Arrange the items as a JSON list of strings, one string per line with blank lines omitted, taking only the lines from the one containing "result-cell: ND — [430, 398, 474, 405]" up to and including the one containing "result-cell: ND — [478, 602, 540, 609]".

— Start of Data —

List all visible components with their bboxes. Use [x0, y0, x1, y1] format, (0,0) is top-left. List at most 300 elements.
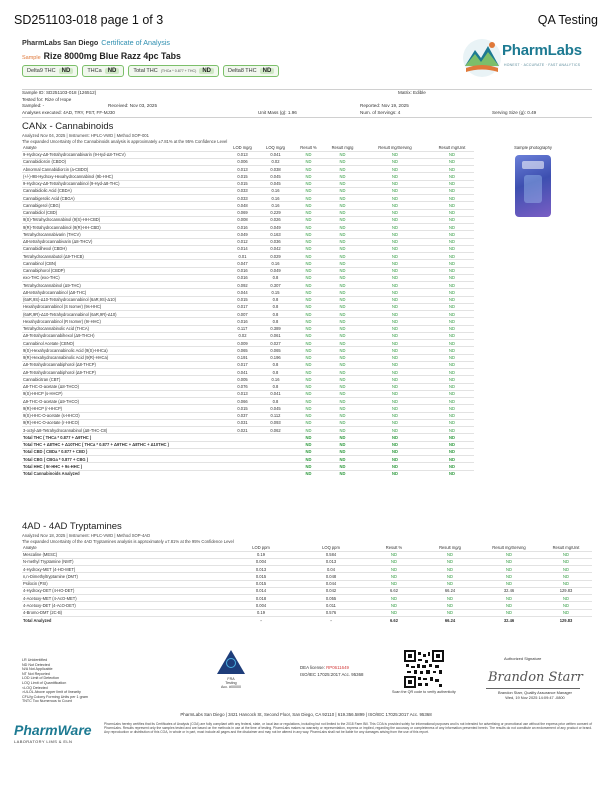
result-cell: ND — [430, 398, 474, 405]
unit-mass: Unit Mass (g): 1.96 — [258, 109, 297, 115]
column-header: Sample photography — [514, 146, 552, 151]
result-cell: ND — [292, 187, 325, 194]
analyte-name: Hexahydrocannabinol (S Isomer) (9s-HHC) — [22, 303, 226, 310]
pharmware-logo: PharmWare LABORATORY LIMS & ELN — [14, 722, 92, 744]
result-cell: ND — [430, 434, 474, 441]
result-cell: 0.044 — [226, 289, 259, 296]
result-cell: ND — [360, 456, 430, 463]
result-cell — [259, 434, 292, 441]
result-cell: 0.014 — [226, 587, 296, 594]
result-cell: ND — [478, 602, 540, 609]
result-cell: 0.8 — [259, 318, 292, 325]
analyte-name: Cannabinol Acetate (CBNO) — [22, 340, 226, 347]
result-cell: ND — [325, 419, 360, 426]
result-cell: ND — [430, 303, 474, 310]
received: Received: Nov 03, 2025 — [108, 103, 158, 108]
result-cell: 0.047 — [226, 260, 259, 267]
result-cell: 0.8 — [259, 398, 292, 405]
result-cell: ND — [325, 463, 360, 470]
analyte-name: Total THC ( THCa * 0.877 + Δ9THC ) — [22, 434, 226, 441]
analyses-executed: Analyses executed: 4AD, TRY, PST, FF-MJ30 — [22, 109, 115, 115]
result-cell: ND — [366, 602, 422, 609]
result-cell: ND — [478, 558, 540, 565]
table-row — [22, 602, 592, 609]
result-cell: ND — [478, 566, 540, 573]
column-header: Result % — [385, 546, 403, 550]
table-row — [22, 580, 592, 587]
lab-heading — [22, 38, 170, 47]
table-row — [22, 551, 592, 558]
result-cell: ND — [430, 463, 474, 470]
result-cell — [226, 470, 259, 477]
result-cell: 0.042 — [259, 245, 292, 252]
signature: Brandon Starr — [488, 670, 583, 685]
result-cell: ND — [360, 166, 430, 173]
result-cell: 0.307 — [259, 282, 292, 289]
result-cell: ND — [360, 195, 430, 202]
result-cell: 0.006 — [226, 158, 259, 165]
result-cell — [259, 448, 292, 455]
result-cell: ND — [430, 274, 474, 281]
result-cell: ND — [292, 267, 325, 274]
cannabinoids-title: CANx - Cannabinoids — [22, 121, 114, 132]
result-cell: 32.46 — [478, 616, 540, 623]
result-cell: ND — [422, 609, 478, 616]
result-cell: ND — [478, 580, 540, 587]
result-cell: ND — [478, 573, 540, 580]
result-cell: ND — [325, 238, 360, 245]
result-cell: ND — [540, 573, 592, 580]
result-cell: ND — [292, 158, 325, 165]
result-cell: ND — [292, 405, 325, 412]
result-cell: ND — [360, 260, 430, 267]
pill-label: THCa — [87, 68, 102, 74]
result-cell: 0.02 — [226, 332, 259, 339]
result-cell: ND — [360, 216, 430, 223]
result-cell: ND — [292, 303, 325, 310]
result-cell: ND — [325, 296, 360, 303]
result-cell: ND — [430, 209, 474, 216]
result-cell: ND — [430, 383, 474, 390]
result-cell: ND — [430, 187, 474, 194]
result-cell: ND — [430, 231, 474, 238]
result-cell: ND — [325, 195, 360, 202]
sample-name: Rize 8000mg Blue Razz 4pc Tabs — [43, 51, 181, 61]
qa-label: QA Testing — [537, 13, 598, 27]
analyte-name: exo-THC (exo-THC) — [22, 274, 226, 281]
result-cell: ND — [292, 390, 325, 397]
result-cell: ND — [292, 173, 325, 180]
result-cell: ND — [360, 361, 430, 368]
result-cell — [226, 441, 259, 448]
result-cell: ND — [292, 463, 325, 470]
table-row — [22, 566, 592, 573]
result-cell: 0.163 — [259, 231, 292, 238]
result-cell: ND — [325, 448, 360, 455]
result-cell: ND — [360, 347, 430, 354]
result-cell: 6.62 — [366, 616, 422, 623]
result-cell: ND — [422, 595, 478, 602]
result-cell: 0.229 — [259, 209, 292, 216]
pill-label: Delta9 THC — [27, 68, 56, 74]
result-cell: ND — [478, 609, 540, 616]
column-header: Result mg/Serving — [492, 546, 526, 550]
result-cell: - — [296, 616, 366, 623]
analyte-name: 4-Acetoxy-DET (4-AcO-DET) — [22, 602, 226, 609]
sample-title — [22, 51, 181, 61]
result-cell: ND — [292, 274, 325, 281]
lab-name: PharmLabs San Diego — [22, 38, 99, 47]
disclaimer: PharmLabs hereby certifies that its Certificates of Analysis (COA) are fully compliant with any federal, state, or local law or regulations, including but not limited to the 2018 Farm Bill. This COA is provided solely for informational purposes and is not intended for advertising or promotional use without the express prior written consent of PharmLabs. Results represent only the samples tested and are based on the methods in use at the time of testing. PharmLabs makes no warranty or representation, express or implied, regarding the accuracy or completeness of any information presented herein. The results do not constitute an endorsement of any product or brand. Any reproduction or distribution of this COA, in whole or in part, must include all pages and the disclaimer and may not be altered in any way. PharmLabs shall not be liable for any damages arising from the use of this report. — [104, 722, 592, 734]
analyte-name: Tetrahydrocannabinol (Δ9-THC) — [22, 282, 226, 289]
result-cell: ND — [366, 558, 422, 565]
note-line: ND Not Detected — [22, 662, 50, 667]
result-cell: ND — [360, 296, 430, 303]
analyte-name: 9(S)-HHC-O-acetate (s-HHCO) — [22, 412, 226, 419]
pill-value: ND — [199, 68, 214, 74]
result-cell: ND — [360, 289, 430, 296]
result-cell: ND — [325, 303, 360, 310]
result-cell: ND — [360, 434, 430, 441]
result-cell: ND — [430, 216, 474, 223]
column-header: LOD ppm — [252, 546, 270, 550]
result-cell — [226, 456, 259, 463]
analyte-name: Cannabigerol (CBG) — [22, 202, 226, 209]
result-cell: ND — [325, 274, 360, 281]
result-cell: 0.042 — [296, 587, 366, 594]
result-cell: ND — [360, 470, 430, 477]
result-cell: 0.013 — [226, 390, 259, 397]
result-cell: ND — [360, 209, 430, 216]
result-cell: ND — [360, 332, 430, 339]
iso-accreditation: ISO/IEC 17025:2017 Acc. 95368 — [300, 672, 364, 677]
table-row — [22, 587, 592, 594]
result-cell: ND — [366, 573, 422, 580]
result-cell: ND — [325, 311, 360, 318]
note-line: <LOQ Detected — [22, 685, 48, 690]
result-cell: ND — [430, 296, 474, 303]
analyte-name: 9(R)-HHCP (r-HHCP) — [22, 405, 226, 412]
result-cell: 0.013 — [226, 566, 296, 573]
result-cell: ND — [325, 347, 360, 354]
analyte-name: 9(R)-Hexahydrocannabinolic Acid (9(R)-HHCa) — [22, 354, 226, 361]
result-cell: 0.8 — [259, 311, 292, 318]
result-cell: ND — [325, 434, 360, 441]
sample-photo — [474, 151, 592, 477]
result-cell: ND — [366, 580, 422, 587]
result-cell: ND — [360, 231, 430, 238]
column-header: Analyte — [23, 546, 37, 550]
result-cell: ND — [325, 427, 360, 434]
result-cell — [226, 463, 259, 470]
result-cell: ND — [430, 354, 474, 361]
result-cell: ND — [430, 260, 474, 267]
result-cell: ND — [366, 551, 422, 558]
result-cell: ND — [540, 551, 592, 558]
result-cell: ND — [360, 419, 430, 426]
analyte-name: (6aR,9S)-Δ10-Tetrahydrocannabinol (6aR,9S)-Δ10) — [22, 296, 226, 303]
result-cell: ND — [360, 463, 430, 470]
sample-id: Sample ID: SD251103-018 (126512) — [22, 90, 97, 95]
result-cell: 0.037 — [226, 412, 259, 419]
result-cell: ND — [430, 158, 474, 165]
result-cell: ND — [360, 369, 430, 376]
sampled: Sampled: - — [22, 103, 45, 108]
result-cell: ND — [325, 187, 360, 194]
total-row — [22, 616, 592, 623]
result-cell: ND — [360, 267, 430, 274]
result-cell: 0.061 — [259, 332, 292, 339]
column-header: Result mg/Unit — [438, 146, 466, 150]
pill-value: ND — [59, 68, 74, 74]
result-cell: ND — [360, 245, 430, 252]
result-cell: ND — [292, 166, 325, 173]
table-row — [22, 151, 592, 158]
analyte-name: 9(S)-HHCP (s-HHCP) — [22, 390, 226, 397]
result-cell: 0.02 — [259, 158, 292, 165]
column-header: LOD mg/g — [233, 146, 252, 150]
result-cell: 0.8 — [259, 369, 292, 376]
result-cell: ND — [325, 224, 360, 231]
result-cell: 0.8 — [259, 383, 292, 390]
analyte-name: (+/-)-9B-Hydroxy-Hexahydrocannabinol (9b-HHC) — [22, 173, 226, 180]
result-cell: 0.16 — [259, 260, 292, 267]
result-cell: ND — [292, 289, 325, 296]
result-cell: ND — [325, 354, 360, 361]
result-cell: ND — [292, 195, 325, 202]
result-cell: 0.015 — [226, 173, 259, 180]
result-cell: ND — [360, 427, 430, 434]
result-cell: 0.004 — [226, 558, 296, 565]
note-line: CFU/g Colony Forming Units per 1 gram — [22, 694, 88, 699]
sample-tag: Sample — [22, 55, 41, 61]
result-cell: 0.092 — [226, 282, 259, 289]
column-header: Analyte — [23, 146, 37, 150]
result-cell: 0.117 — [226, 325, 259, 332]
result-cell: 0.048 — [226, 202, 259, 209]
result-cell: 0.029 — [259, 253, 292, 260]
column-header: Result mg/Serving — [378, 146, 412, 150]
analyte-name: 4-Bromo-DMT (2C-B) — [22, 609, 226, 616]
result-cell: 0.013 — [296, 558, 366, 565]
result-cell: 0.8 — [259, 361, 292, 368]
result-cell: ND — [325, 332, 360, 339]
result-cell: 0.8 — [259, 303, 292, 310]
document-id: SD251103-018 page 1 of 3 — [14, 13, 164, 27]
result-cell: 0.041 — [259, 151, 292, 158]
result-cell: 0.065 — [259, 347, 292, 354]
fra-accreditation: FRA Testing Acc. #00000 — [210, 650, 252, 702]
pill-label: Delta8 THC — [227, 68, 257, 74]
result-cell: ND — [325, 325, 360, 332]
analyte-name: Hexahydrocannabinol (R Isomer) (9r-HHC) — [22, 318, 226, 325]
result-cell: 0.191 — [226, 354, 259, 361]
analyte-name: 9-Hydroxy-Δ8-Tetrahydrocannabivarin (9-Hyd-Δ8-THCV) — [22, 151, 226, 158]
table-row — [22, 558, 592, 565]
table-row — [22, 595, 592, 602]
result-cell: 0.045 — [259, 180, 292, 187]
result-cell: 0.045 — [259, 405, 292, 412]
analyte-name: Psilocin (PSI) — [22, 580, 226, 587]
tested-for: Tested for: Rize of Hope — [22, 96, 72, 102]
analyte-name: Δ8-tetrahydrocannabinol (Δ8-THC) — [22, 289, 226, 296]
column-header: Result mg/Unit — [552, 546, 580, 550]
analyte-name: Cannabidiorcin (CBDO) — [22, 158, 226, 165]
result-cell: 0.076 — [226, 383, 259, 390]
analyte-name: n,n-Dimethyltryptamine (DMT) — [22, 573, 226, 580]
result-cell: 0.15 — [259, 289, 292, 296]
result-cell: ND — [325, 180, 360, 187]
result-cell — [259, 470, 292, 477]
result-cell: 0.015 — [226, 573, 296, 580]
tryptamines-title: 4AD - 4AD Tryptamines — [22, 521, 122, 532]
result-cell: ND — [540, 580, 592, 587]
result-cell: ND — [292, 325, 325, 332]
summary-pill — [223, 65, 279, 77]
result-cell: 0.069 — [226, 209, 259, 216]
result-cell: 0.015 — [226, 180, 259, 187]
result-cell: ND — [422, 573, 478, 580]
result-cell: 0.036 — [259, 238, 292, 245]
column-header: Result mg/g — [439, 546, 461, 550]
note-line: LOD Limit of Detection — [22, 676, 60, 681]
result-cell: ND — [325, 173, 360, 180]
note-line: TNTC Too Numerous to Count — [22, 699, 72, 704]
logo-tagline: HONEST · ACCURATE · FAST ANALYTICS — [504, 63, 581, 67]
result-cell: ND — [325, 376, 360, 383]
result-cell: 0.031 — [226, 419, 259, 426]
result-cell: ND — [292, 354, 325, 361]
result-cell: ND — [325, 209, 360, 216]
summary-pill — [128, 65, 219, 77]
result-cell: ND — [292, 441, 325, 448]
result-cell: ND — [430, 311, 474, 318]
result-cell: ND — [430, 282, 474, 289]
num-servings: Num. of Servings: 4 — [360, 109, 401, 115]
result-cell: ND — [360, 173, 430, 180]
result-cell: ND — [292, 412, 325, 419]
result-cell: ND — [540, 595, 592, 602]
result-cell: ND — [292, 398, 325, 405]
qr-note: Scan the QR code to verify authenticity — [392, 690, 456, 694]
analyte-name: Cannabidihexol (CBDH) — [22, 245, 226, 252]
result-cell: 0.045 — [259, 173, 292, 180]
result-cell: 0.012 — [226, 238, 259, 245]
result-cell: ND — [292, 180, 325, 187]
analyte-name: Tetrahydrocannabutol (Δ9-THCB) — [22, 253, 226, 260]
result-cell: ND — [360, 448, 430, 455]
pill-value: ND — [105, 68, 120, 74]
reported: Reported: Nov 19, 2025 — [360, 103, 409, 108]
result-cell: ND — [540, 609, 592, 616]
result-cell: 0.112 — [259, 412, 292, 419]
result-cell: ND — [360, 282, 430, 289]
result-cell: 0.389 — [259, 325, 292, 332]
qr-code-icon[interactable] — [404, 650, 444, 688]
result-cell: ND — [540, 566, 592, 573]
result-cell: ND — [360, 325, 430, 332]
result-cell: ND — [360, 303, 430, 310]
tryptamines-analyzed: Analyzed Nov 18, 2025 | Instrument: HPLC-VWD | Method SOP-4AD — [22, 533, 151, 538]
result-cell: ND — [292, 427, 325, 434]
result-cell: ND — [360, 405, 430, 412]
analyte-name: Total HHC ( 9r-HHC + 9s-HHC ) — [22, 463, 226, 470]
result-cell: 0.055 — [296, 595, 366, 602]
analyte-name: Cannabicitran (CBT) — [22, 376, 226, 383]
result-cell: 0.015 — [226, 580, 296, 587]
logo-name: PharmLabs — [502, 42, 582, 59]
result-cell: 0.066 — [226, 398, 259, 405]
result-cell: ND — [360, 187, 430, 194]
result-cell: 129.83 — [540, 587, 592, 594]
analyte-name: Δ9-Tetrahydrocannabiphorol (Δ9-THCP) — [22, 369, 226, 376]
result-cell: ND — [430, 412, 474, 419]
result-cell: ND — [292, 231, 325, 238]
result-cell: ND — [430, 361, 474, 368]
analyte-name: 9(R)-HHC-O-acetate (r-HHCO) — [22, 419, 226, 426]
result-cell: ND — [366, 595, 422, 602]
result-cell: ND — [292, 369, 325, 376]
column-header: LOQ mg/g — [266, 146, 285, 150]
result-cell: 0.062 — [259, 427, 292, 434]
result-cell: ND — [325, 361, 360, 368]
result-cell: 0.049 — [259, 267, 292, 274]
result-cell: ND — [422, 580, 478, 587]
analyte-name: Abnormal Cannabidiorcin (a-CBDO) — [22, 166, 226, 173]
tryptamines-uncertainty: The expanded Uncertainty of the 4AD Tryptamines analysis is approximately ±7.81% at the 95% Confidence Level — [22, 538, 234, 544]
result-cell: ND — [325, 282, 360, 289]
result-cell: ND — [430, 173, 474, 180]
result-cell: 0.041 — [259, 390, 292, 397]
result-cell: 0.093 — [259, 419, 292, 426]
result-cell: 0.584 — [296, 551, 366, 558]
result-cell: 0.008 — [226, 216, 259, 223]
note-line: LOQ Limit of Quantification — [22, 680, 67, 685]
result-cell: ND — [325, 267, 360, 274]
result-cell: 0.018 — [226, 595, 296, 602]
note-line: LR Unidentified — [22, 658, 48, 662]
result-cell: ND — [430, 180, 474, 187]
result-cell: ND — [430, 347, 474, 354]
result-cell: ND — [325, 369, 360, 376]
result-cell: 0.8 — [259, 296, 292, 303]
result-cell: 0.19 — [226, 609, 296, 616]
result-cell: 0.049 — [226, 231, 259, 238]
summary-pill — [22, 65, 78, 77]
cannabinoids-uncertainty: The expanded Uncertainty of the Cannabinoids analysis is approximately ±7.81% at the 95% Confidence Level — [22, 138, 228, 144]
result-cell: ND — [292, 296, 325, 303]
result-cell: ND — [325, 405, 360, 412]
result-cell: ND — [478, 595, 540, 602]
result-cell: ND — [292, 361, 325, 368]
signature-label: Authorized Signature — [504, 656, 542, 661]
result-cell: ND — [360, 398, 430, 405]
result-cell: 0.015 — [226, 296, 259, 303]
result-cell: 0.026 — [259, 216, 292, 223]
result-cell: ND — [422, 551, 478, 558]
mountain-logo-icon — [462, 36, 502, 80]
summary-pills — [22, 65, 279, 77]
result-cell: ND — [292, 419, 325, 426]
result-cell: ND — [360, 383, 430, 390]
result-cell: ND — [430, 267, 474, 274]
abbreviation-notes — [22, 658, 88, 704]
result-cell: 0.016 — [226, 274, 259, 281]
result-cell: ND — [430, 318, 474, 325]
analyte-name: Δ9-Tetrahydrocannabihexol (Δ9-THCH) — [22, 332, 226, 339]
result-cell: 32.46 — [478, 587, 540, 594]
analyte-name: Cannabiphorol (CBDP) — [22, 267, 226, 274]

— End of Data —

● **The output**:
[
  "result-cell: ND — [430, 398, 474, 405]",
  "unit-mass: Unit Mass (g): 1.96 — [258, 109, 297, 115]",
  "column-header: Sample photography — [514, 146, 552, 151]",
  "result-cell: ND — [292, 187, 325, 194]",
  "analyte-name: Hexahydrocannabinol (S Isomer) (9s-HHC) — [22, 303, 226, 310]",
  "pharmware-logo: PharmWare LABORATORY LIMS & ELN — [14, 722, 92, 744]",
  "result-cell: ND — [430, 434, 474, 441]",
  "result-cell: 0.044 — [226, 289, 259, 296]",
  "result-cell: ND — [360, 456, 430, 463]",
  "result-cell — [259, 434, 292, 441]",
  "result-cell: 0.014 — [226, 587, 296, 594]",
  "result-cell: ND — [478, 602, 540, 609]"
]